Extracts from a graphics dataset:
------------

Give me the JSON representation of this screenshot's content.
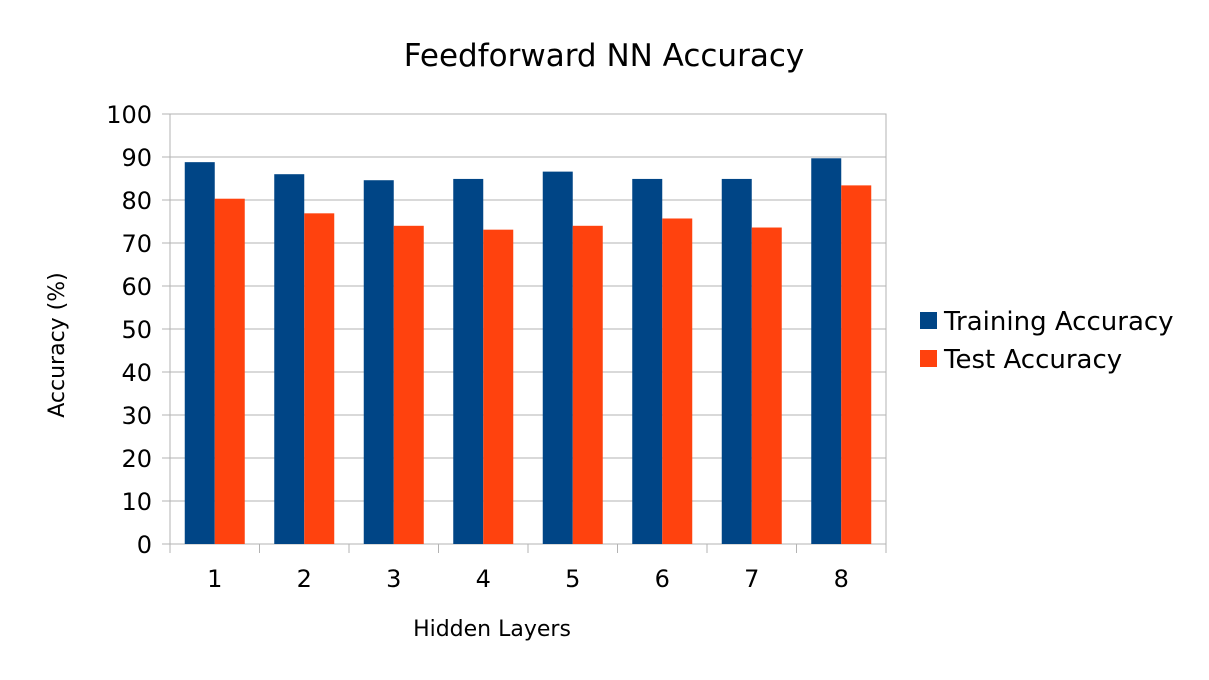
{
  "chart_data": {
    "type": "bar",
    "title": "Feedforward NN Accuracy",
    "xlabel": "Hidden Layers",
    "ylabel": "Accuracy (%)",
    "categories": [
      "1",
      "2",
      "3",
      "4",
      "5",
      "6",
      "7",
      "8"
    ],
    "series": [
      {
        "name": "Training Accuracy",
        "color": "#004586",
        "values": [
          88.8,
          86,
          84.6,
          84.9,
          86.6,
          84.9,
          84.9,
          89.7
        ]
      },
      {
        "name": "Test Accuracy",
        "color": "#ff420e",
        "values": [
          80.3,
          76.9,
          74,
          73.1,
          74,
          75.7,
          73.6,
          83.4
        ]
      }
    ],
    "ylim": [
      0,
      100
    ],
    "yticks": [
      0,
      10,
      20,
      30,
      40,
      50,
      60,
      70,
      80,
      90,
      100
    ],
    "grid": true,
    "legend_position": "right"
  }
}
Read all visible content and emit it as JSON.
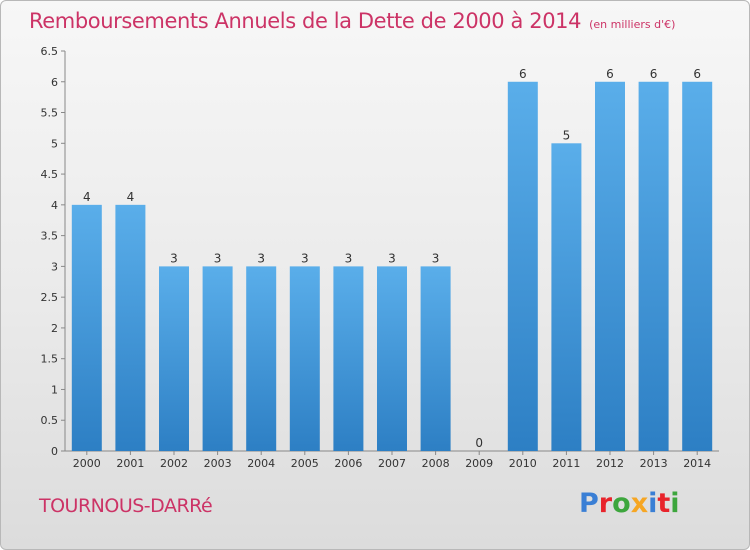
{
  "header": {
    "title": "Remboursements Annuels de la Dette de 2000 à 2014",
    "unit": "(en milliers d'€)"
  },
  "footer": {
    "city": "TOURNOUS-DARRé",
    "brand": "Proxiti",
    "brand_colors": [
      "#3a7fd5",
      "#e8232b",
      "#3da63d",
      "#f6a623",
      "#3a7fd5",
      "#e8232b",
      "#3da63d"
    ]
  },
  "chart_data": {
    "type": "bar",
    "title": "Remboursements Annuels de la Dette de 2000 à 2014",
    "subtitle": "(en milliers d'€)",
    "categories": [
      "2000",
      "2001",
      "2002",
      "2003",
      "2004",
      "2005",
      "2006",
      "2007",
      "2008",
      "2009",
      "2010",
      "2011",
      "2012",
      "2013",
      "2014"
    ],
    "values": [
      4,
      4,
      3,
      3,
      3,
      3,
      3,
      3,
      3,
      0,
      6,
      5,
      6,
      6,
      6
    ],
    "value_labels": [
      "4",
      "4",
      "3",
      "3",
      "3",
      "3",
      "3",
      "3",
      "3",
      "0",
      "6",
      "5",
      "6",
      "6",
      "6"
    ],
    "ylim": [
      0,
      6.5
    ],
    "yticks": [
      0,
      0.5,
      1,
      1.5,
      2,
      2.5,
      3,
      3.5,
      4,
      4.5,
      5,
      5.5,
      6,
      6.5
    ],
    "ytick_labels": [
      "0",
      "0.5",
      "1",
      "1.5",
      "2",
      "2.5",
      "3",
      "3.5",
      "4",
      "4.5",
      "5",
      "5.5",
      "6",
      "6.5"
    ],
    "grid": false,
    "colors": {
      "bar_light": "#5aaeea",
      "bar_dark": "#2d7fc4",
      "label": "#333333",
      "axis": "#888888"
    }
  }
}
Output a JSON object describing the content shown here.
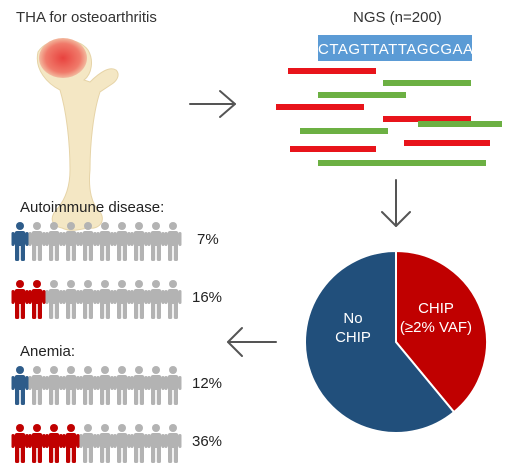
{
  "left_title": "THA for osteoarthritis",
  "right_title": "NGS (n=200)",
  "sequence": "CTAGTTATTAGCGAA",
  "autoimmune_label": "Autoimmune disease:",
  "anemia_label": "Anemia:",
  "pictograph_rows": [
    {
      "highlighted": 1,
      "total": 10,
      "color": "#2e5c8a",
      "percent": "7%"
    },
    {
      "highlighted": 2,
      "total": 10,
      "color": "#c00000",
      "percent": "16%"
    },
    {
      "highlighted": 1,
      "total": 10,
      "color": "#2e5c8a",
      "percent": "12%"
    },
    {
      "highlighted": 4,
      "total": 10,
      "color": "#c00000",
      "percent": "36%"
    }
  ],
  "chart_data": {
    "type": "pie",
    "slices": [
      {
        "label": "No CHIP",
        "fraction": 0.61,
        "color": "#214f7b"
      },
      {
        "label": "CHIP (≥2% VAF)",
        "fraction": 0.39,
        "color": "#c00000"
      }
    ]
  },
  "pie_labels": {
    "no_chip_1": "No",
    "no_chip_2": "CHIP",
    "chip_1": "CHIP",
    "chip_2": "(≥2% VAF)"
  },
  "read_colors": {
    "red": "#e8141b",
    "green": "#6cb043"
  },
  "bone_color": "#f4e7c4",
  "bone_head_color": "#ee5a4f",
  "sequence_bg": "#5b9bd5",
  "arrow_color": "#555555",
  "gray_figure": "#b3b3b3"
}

------------

=== Exercise prompt ===
Search the data for "JSON". Copy every line that has it.

=== Written response ===
Give me the JSON representation of this screenshot's content.
Read all visible content and emit it as JSON.
Output a JSON object describing the content shown here.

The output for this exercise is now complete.